**WHAT NEEDS TO BE DONE**.
Search the material for the string "днів" and copy each line where it occurs.

'''

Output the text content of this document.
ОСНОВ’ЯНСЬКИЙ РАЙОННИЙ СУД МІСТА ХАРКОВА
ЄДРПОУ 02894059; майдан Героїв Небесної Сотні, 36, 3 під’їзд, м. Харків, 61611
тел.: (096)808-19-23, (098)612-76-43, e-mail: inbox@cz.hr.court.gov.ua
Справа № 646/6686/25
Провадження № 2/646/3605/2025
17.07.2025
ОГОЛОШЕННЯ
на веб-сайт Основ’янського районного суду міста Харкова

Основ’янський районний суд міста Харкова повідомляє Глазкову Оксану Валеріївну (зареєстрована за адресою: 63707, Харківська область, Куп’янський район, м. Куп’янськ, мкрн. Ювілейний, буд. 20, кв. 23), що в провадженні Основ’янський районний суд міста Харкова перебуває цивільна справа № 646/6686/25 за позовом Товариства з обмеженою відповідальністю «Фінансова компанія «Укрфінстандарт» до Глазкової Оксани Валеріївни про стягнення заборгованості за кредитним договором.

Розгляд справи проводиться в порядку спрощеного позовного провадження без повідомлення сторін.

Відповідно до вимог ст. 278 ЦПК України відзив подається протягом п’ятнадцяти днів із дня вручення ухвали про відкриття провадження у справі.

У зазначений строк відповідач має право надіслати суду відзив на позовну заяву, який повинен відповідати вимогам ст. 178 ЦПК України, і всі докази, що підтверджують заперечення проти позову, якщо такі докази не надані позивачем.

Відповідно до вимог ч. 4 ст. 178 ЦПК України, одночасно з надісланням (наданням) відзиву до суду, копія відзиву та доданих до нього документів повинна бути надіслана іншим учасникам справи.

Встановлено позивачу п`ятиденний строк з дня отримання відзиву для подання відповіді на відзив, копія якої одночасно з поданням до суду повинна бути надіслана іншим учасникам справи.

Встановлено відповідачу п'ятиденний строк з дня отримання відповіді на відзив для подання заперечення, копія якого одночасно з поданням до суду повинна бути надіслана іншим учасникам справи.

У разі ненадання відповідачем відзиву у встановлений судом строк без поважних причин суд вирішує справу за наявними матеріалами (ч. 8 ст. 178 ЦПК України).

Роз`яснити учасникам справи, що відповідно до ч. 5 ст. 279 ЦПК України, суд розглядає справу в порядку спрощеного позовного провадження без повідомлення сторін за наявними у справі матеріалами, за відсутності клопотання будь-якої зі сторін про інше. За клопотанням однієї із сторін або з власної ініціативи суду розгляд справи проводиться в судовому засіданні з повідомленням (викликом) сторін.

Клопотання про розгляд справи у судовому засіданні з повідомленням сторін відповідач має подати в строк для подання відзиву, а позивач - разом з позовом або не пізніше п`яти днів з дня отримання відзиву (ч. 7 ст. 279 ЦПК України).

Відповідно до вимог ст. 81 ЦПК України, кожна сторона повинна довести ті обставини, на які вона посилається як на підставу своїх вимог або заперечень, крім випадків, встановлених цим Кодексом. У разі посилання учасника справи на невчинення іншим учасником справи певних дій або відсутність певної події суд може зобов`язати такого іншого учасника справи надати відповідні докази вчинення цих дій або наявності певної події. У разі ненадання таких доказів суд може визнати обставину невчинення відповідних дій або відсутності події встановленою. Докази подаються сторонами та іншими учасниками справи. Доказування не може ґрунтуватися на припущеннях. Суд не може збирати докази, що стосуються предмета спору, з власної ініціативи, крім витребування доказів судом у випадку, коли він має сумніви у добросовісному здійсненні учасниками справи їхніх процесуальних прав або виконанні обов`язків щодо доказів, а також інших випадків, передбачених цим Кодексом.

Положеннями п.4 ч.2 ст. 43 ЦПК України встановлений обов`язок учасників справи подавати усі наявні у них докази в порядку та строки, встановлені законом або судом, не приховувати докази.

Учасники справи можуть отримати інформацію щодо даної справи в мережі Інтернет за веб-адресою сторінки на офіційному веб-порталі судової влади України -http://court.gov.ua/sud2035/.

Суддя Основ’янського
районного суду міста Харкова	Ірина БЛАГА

'''

**TASK OUTPUT**.
Відповідно до вимог ст. 278 ЦПК України відзив подається протягом п’ятнадцяти днів із дня вручення ухвали про відкриття провадження у справі.
Клопотання про розгляд справи у судовому засіданні з повідомленням сторін відповідач має подати в строк для подання відзиву, а позивач - разом з позовом або не пізніше п`яти днів з дня отримання відзиву (ч. 7 ст. 279 ЦПК України).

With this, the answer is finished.